(Data records)
------------------------------------------------

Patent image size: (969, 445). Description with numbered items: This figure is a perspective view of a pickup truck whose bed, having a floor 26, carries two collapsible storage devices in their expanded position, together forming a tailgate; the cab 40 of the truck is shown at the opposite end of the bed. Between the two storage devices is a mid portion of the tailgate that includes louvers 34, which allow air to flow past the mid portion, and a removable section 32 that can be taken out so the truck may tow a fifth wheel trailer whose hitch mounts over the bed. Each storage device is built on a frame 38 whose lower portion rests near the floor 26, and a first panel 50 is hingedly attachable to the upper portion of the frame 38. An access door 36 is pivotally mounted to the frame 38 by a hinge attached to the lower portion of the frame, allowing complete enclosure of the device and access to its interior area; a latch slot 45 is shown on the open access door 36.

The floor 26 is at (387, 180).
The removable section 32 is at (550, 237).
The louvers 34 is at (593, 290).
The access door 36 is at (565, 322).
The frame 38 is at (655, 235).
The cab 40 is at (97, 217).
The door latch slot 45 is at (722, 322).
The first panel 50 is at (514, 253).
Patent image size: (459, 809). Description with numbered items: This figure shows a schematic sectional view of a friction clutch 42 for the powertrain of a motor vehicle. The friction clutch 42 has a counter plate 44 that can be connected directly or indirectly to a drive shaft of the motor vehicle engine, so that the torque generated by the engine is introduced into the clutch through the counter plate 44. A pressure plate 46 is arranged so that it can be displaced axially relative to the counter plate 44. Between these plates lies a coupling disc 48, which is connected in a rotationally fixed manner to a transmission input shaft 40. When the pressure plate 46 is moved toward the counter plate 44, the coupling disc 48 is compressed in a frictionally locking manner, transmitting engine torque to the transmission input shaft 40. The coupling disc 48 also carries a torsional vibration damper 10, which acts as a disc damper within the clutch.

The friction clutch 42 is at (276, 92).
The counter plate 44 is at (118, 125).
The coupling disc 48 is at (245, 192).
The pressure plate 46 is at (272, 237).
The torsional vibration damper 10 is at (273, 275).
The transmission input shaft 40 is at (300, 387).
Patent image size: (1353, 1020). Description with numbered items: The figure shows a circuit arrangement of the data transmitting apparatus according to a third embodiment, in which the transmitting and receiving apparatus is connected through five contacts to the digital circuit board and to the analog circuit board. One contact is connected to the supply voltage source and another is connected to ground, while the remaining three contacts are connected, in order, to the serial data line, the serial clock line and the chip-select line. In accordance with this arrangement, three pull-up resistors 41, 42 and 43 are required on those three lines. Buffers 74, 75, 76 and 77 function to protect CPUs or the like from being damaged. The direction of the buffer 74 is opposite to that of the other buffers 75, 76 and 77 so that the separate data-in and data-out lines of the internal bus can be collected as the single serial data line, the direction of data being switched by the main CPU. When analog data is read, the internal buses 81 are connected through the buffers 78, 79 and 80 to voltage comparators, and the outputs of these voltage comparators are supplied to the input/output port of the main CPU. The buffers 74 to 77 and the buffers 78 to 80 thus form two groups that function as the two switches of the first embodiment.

------------------------------------------------

TASK TO CARRY OUT:
Going through the rows from the start down to the line containing "The first panel 50 is at (514, 253).", switch "pickup truck" to "flatbed truck" and give those lines again with everything else unchanged.

RESPONSE BELOW:
Patent image size: (969, 445). Description with numbered items: This figure is a perspective view of a flatbed truck whose bed, having a floor 26, carries two collapsible storage devices in their expanded position, together forming a tailgate; the cab 40 of the truck is shown at the opposite end of the bed. Between the two storage devices is a mid portion of the tailgate that includes louvers 34, which allow air to flow past the mid portion, and a removable section 32 that can be taken out so the truck may tow a fifth wheel trailer whose hitch mounts over the bed. Each storage device is built on a frame 38 whose lower portion rests near the floor 26, and a first panel 50 is hingedly attachable to the upper portion of the frame 38. An access door 36 is pivotally mounted to the frame 38 by a hinge attached to the lower portion of the frame, allowing complete enclosure of the device and access to its interior area; a latch slot 45 is shown on the open access door 36.

The floor 26 is at (387, 180).
The removable section 32 is at (550, 237).
The louvers 34 is at (593, 290).
The access door 36 is at (565, 322).
The frame 38 is at (655, 235).
The cab 40 is at (97, 217).
The door latch slot 45 is at (722, 322).
The first panel 50 is at (514, 253).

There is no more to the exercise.